• [CHALLENGE]:
Within the listing below, locate all lines containing the word "Performance". Copy each one.
··········
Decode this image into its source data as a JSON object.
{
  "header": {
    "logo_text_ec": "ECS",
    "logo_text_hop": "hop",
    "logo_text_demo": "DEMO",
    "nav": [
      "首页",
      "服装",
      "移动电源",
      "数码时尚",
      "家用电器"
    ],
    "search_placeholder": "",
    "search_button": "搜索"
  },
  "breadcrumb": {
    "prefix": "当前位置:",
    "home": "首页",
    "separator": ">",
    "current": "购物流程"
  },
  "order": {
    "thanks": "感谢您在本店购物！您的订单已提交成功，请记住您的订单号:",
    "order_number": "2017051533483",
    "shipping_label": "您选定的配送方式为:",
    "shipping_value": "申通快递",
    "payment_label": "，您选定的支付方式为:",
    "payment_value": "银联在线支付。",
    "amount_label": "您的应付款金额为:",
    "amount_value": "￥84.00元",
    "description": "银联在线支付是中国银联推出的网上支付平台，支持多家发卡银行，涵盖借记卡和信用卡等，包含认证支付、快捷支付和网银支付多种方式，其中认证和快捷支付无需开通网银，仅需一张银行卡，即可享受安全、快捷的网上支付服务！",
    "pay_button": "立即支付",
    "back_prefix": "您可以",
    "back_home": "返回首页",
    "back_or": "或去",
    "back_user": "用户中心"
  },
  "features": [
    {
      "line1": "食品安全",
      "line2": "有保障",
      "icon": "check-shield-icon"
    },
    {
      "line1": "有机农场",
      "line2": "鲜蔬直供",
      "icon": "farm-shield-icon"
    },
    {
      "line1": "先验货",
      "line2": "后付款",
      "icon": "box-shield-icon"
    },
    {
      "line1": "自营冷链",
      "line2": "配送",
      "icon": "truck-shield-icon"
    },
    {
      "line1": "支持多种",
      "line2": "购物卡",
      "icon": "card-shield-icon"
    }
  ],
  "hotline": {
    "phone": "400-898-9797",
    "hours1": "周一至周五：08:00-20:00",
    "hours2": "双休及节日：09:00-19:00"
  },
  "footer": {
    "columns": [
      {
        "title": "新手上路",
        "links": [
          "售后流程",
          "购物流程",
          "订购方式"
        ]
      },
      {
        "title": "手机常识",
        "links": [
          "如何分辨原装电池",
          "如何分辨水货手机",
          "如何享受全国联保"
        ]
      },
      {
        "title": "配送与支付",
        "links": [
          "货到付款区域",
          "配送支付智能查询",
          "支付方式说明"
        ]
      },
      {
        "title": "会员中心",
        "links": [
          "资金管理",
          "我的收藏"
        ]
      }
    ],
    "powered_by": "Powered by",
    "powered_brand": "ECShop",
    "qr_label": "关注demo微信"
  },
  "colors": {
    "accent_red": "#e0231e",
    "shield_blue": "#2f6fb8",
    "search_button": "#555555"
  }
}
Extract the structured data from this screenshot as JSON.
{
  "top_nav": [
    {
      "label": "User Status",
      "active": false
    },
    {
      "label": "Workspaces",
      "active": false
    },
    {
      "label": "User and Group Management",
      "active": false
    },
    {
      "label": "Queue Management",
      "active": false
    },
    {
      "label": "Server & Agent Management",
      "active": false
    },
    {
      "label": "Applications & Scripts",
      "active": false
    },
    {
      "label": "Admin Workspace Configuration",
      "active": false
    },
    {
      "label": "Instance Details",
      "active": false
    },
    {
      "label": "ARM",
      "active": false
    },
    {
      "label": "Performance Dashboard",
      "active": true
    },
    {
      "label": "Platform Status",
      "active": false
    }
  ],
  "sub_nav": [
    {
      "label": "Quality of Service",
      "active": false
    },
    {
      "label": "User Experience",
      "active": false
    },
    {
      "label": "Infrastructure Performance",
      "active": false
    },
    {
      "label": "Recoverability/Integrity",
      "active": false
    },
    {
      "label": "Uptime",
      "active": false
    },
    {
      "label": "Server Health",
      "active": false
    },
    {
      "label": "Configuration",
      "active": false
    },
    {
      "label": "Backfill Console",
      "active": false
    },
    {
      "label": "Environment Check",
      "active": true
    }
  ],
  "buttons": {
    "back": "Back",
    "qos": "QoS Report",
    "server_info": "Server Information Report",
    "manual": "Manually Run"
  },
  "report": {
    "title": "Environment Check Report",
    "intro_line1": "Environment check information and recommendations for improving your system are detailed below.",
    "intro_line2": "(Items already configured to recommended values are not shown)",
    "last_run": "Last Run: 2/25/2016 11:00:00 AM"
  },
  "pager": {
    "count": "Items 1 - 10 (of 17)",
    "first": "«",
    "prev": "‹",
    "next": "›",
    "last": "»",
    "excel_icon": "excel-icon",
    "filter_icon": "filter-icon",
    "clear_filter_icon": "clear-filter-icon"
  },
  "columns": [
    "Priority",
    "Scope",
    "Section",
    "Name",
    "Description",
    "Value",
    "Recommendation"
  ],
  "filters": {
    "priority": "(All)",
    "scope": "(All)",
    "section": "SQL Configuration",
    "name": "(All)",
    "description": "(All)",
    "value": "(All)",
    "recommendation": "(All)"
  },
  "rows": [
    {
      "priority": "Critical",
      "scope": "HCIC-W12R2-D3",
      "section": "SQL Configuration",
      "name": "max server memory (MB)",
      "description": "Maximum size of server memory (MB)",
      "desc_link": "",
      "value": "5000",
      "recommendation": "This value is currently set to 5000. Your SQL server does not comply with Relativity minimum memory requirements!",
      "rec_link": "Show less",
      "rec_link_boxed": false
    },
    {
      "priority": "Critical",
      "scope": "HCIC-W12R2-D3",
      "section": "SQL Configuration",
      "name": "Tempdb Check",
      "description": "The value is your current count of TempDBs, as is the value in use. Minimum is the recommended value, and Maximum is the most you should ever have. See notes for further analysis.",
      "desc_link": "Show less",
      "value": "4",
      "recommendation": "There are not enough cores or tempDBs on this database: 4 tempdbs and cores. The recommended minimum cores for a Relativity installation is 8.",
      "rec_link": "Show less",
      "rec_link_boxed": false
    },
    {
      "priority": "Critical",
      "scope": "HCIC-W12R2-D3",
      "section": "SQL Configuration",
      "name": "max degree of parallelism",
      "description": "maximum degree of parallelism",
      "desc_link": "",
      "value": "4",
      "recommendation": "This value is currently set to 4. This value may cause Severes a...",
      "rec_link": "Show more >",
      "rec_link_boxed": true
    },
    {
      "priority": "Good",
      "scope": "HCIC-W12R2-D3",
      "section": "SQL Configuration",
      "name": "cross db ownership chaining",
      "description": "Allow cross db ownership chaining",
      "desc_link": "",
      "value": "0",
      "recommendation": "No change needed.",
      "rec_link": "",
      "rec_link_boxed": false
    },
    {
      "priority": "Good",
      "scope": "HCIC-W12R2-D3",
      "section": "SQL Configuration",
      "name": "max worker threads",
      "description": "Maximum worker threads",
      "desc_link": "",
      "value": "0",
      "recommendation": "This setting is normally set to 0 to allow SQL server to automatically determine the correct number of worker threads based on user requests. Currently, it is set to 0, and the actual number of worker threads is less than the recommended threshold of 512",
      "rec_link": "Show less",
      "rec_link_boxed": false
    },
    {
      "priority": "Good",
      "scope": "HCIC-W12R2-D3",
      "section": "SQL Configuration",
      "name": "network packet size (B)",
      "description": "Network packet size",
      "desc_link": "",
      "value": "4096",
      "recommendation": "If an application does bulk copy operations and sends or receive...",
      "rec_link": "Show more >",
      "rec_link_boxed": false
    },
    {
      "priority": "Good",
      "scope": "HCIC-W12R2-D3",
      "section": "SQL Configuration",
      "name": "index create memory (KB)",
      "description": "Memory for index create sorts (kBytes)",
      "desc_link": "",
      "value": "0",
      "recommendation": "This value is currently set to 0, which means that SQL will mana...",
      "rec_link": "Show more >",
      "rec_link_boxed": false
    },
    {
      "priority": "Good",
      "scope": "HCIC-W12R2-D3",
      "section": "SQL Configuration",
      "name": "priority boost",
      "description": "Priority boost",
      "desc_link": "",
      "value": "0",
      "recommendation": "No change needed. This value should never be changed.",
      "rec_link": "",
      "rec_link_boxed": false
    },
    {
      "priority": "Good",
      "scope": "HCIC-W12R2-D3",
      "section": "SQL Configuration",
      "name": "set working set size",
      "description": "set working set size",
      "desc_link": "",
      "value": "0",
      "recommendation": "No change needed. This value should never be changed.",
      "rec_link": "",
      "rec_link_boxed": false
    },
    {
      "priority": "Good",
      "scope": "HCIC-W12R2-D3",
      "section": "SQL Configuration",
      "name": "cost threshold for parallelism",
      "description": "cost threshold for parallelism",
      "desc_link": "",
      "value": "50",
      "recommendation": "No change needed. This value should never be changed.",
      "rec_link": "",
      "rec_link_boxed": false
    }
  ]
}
··········
• [FINAL RESULT]:
      "label": "Performance Dashboard",
      "label": "Infrastructure Performance",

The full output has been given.